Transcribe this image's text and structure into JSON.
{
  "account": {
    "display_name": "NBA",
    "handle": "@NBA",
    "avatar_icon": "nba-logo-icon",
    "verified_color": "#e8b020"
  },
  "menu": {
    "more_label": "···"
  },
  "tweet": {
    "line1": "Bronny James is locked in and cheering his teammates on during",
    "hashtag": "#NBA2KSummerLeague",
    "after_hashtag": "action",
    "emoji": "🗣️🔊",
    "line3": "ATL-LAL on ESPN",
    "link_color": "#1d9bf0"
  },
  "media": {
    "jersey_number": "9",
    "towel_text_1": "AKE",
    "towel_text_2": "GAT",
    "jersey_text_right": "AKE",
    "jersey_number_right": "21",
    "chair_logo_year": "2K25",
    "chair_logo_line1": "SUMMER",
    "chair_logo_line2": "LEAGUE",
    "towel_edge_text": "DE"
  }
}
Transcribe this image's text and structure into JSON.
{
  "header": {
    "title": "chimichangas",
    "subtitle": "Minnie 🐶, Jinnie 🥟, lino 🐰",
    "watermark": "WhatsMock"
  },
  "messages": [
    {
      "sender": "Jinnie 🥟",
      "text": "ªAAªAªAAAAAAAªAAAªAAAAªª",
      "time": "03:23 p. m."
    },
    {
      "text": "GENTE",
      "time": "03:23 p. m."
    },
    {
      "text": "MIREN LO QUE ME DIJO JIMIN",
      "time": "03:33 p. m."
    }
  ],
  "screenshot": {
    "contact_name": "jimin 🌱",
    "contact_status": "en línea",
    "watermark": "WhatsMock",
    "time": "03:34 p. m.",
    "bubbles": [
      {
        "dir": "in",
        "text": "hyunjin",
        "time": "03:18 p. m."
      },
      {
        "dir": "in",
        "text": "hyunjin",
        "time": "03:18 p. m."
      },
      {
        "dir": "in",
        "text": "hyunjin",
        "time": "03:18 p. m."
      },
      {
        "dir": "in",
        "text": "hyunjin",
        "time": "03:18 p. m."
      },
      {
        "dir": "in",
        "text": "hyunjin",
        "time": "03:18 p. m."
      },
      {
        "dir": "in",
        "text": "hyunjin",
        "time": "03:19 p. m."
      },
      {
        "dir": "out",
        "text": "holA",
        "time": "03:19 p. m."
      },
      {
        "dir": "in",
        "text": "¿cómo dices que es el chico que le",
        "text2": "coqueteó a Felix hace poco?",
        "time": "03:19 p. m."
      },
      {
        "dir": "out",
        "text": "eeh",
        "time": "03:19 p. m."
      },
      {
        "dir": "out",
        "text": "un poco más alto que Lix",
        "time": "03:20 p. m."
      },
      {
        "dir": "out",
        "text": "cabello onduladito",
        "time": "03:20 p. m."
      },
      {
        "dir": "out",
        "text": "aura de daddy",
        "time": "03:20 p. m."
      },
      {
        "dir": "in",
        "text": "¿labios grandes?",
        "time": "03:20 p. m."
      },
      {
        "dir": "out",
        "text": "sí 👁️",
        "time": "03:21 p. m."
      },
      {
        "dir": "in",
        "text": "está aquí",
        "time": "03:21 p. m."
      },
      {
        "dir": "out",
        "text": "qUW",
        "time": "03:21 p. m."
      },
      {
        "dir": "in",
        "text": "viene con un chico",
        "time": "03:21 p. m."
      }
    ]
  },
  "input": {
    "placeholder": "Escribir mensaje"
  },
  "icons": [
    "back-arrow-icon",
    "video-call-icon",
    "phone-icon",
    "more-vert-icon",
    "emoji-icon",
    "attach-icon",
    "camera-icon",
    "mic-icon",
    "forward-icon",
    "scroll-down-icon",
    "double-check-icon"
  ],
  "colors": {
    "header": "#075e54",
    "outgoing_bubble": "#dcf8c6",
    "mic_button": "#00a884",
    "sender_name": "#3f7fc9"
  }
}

════

Task statement: State the number of lines in this listing that contain the string "poco", and add nothing else.

Answer to this task: 2